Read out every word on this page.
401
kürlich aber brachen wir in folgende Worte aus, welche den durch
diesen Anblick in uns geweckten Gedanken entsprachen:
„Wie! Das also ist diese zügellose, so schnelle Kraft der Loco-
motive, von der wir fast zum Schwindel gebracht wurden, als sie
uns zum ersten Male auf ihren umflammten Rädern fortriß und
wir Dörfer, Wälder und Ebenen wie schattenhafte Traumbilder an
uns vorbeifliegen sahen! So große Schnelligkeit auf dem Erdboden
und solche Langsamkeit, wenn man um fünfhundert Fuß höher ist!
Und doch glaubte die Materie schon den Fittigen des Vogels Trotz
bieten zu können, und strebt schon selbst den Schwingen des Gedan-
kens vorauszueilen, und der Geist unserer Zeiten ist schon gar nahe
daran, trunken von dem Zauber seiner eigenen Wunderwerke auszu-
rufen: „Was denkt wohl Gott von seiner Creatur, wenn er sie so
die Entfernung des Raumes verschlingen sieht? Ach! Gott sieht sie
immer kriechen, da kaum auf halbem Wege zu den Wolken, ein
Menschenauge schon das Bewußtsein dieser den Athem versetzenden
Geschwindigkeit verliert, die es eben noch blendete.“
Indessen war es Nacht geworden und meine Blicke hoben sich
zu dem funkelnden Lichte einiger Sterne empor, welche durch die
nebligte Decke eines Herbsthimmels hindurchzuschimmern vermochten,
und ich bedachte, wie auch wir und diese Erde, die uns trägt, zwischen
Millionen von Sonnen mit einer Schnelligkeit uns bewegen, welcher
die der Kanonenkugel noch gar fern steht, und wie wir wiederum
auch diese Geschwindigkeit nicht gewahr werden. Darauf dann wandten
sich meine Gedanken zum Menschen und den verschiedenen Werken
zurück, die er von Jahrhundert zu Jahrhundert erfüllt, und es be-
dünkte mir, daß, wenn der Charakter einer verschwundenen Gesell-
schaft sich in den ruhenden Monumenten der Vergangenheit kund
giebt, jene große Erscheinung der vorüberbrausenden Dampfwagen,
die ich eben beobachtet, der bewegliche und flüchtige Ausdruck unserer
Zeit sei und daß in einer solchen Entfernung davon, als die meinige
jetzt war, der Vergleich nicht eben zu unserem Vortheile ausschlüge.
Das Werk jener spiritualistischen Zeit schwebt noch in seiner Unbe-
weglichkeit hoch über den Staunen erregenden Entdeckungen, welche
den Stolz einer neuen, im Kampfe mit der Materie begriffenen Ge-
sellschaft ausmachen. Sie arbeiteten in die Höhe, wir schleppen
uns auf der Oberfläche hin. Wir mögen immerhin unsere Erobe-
______________________________
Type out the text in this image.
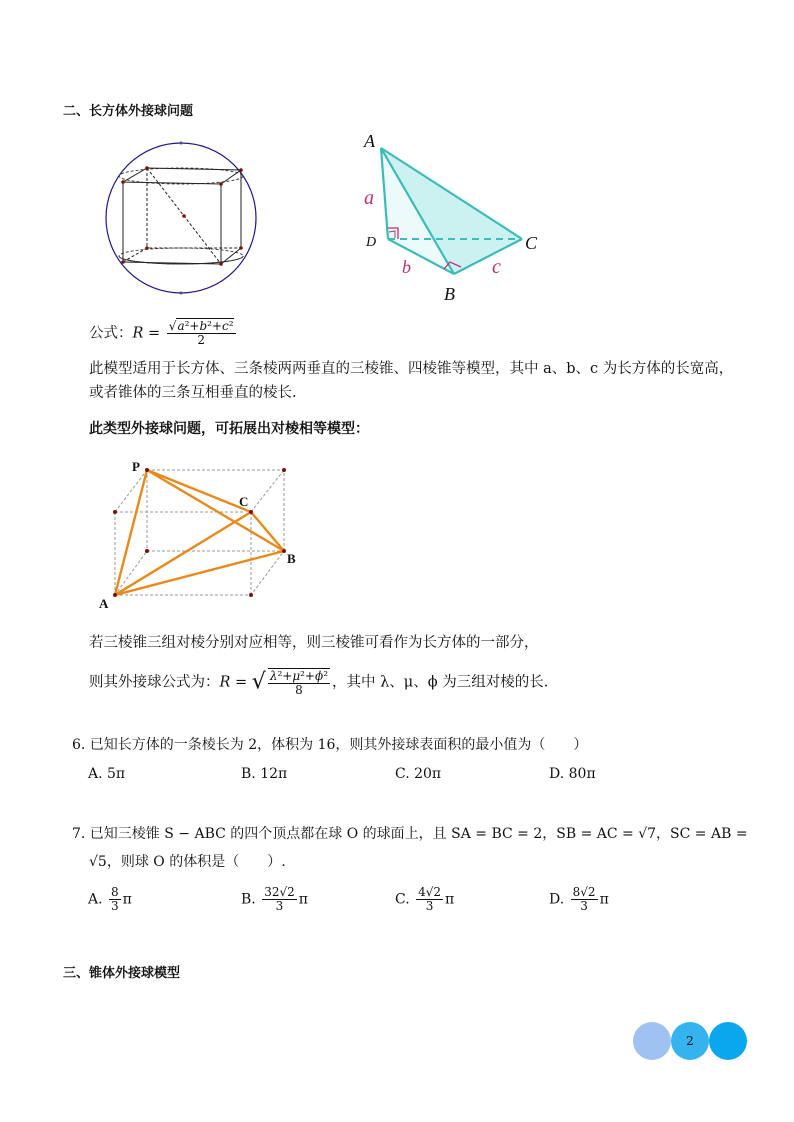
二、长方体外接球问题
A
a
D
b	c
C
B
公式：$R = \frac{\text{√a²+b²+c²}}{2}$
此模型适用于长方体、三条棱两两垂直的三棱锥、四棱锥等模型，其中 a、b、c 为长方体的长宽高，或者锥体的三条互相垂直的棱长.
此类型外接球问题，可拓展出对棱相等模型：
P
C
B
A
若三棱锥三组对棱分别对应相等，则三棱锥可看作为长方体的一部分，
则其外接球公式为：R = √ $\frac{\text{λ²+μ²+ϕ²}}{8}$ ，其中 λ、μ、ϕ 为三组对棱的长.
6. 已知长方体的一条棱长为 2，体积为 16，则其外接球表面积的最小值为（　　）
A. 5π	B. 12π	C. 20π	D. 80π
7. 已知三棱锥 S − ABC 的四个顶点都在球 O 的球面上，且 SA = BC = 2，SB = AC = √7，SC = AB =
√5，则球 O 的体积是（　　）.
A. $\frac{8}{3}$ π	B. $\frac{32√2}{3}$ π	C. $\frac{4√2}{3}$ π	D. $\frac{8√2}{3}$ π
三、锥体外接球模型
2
______________________________
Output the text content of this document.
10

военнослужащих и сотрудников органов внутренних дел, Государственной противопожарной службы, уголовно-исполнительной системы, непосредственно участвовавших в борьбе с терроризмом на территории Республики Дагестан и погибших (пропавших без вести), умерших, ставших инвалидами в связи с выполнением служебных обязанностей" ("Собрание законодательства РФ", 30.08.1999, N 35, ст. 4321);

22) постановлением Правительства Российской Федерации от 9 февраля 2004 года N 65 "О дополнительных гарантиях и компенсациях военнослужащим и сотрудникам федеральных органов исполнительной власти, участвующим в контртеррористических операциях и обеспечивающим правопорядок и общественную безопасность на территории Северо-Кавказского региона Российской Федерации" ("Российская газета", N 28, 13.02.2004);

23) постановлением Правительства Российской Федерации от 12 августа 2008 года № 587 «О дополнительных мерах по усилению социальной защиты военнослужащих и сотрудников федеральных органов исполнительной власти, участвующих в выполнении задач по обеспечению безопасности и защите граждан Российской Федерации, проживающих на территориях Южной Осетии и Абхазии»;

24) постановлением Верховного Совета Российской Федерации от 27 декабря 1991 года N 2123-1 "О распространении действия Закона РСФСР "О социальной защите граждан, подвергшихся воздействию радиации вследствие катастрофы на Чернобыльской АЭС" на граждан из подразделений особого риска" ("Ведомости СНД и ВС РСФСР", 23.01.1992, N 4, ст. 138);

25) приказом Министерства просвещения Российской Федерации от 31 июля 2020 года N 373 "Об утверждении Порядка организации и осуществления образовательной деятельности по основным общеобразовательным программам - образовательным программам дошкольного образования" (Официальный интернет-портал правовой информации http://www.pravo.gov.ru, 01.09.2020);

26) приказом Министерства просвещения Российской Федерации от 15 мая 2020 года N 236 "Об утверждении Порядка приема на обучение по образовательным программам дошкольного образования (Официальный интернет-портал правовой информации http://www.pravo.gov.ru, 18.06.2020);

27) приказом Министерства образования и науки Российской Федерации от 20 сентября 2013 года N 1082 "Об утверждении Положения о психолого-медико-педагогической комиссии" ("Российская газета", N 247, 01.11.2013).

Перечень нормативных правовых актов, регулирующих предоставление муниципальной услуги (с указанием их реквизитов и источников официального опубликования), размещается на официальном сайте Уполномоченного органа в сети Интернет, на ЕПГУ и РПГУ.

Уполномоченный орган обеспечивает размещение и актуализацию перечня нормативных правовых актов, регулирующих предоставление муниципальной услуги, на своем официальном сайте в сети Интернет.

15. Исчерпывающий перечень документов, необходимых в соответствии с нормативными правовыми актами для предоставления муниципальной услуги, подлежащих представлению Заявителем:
______________________________
**Instructions for the task:**
Identify how many lines in the entries above include the string "unserer", then state that number alone.

**Task output:**
2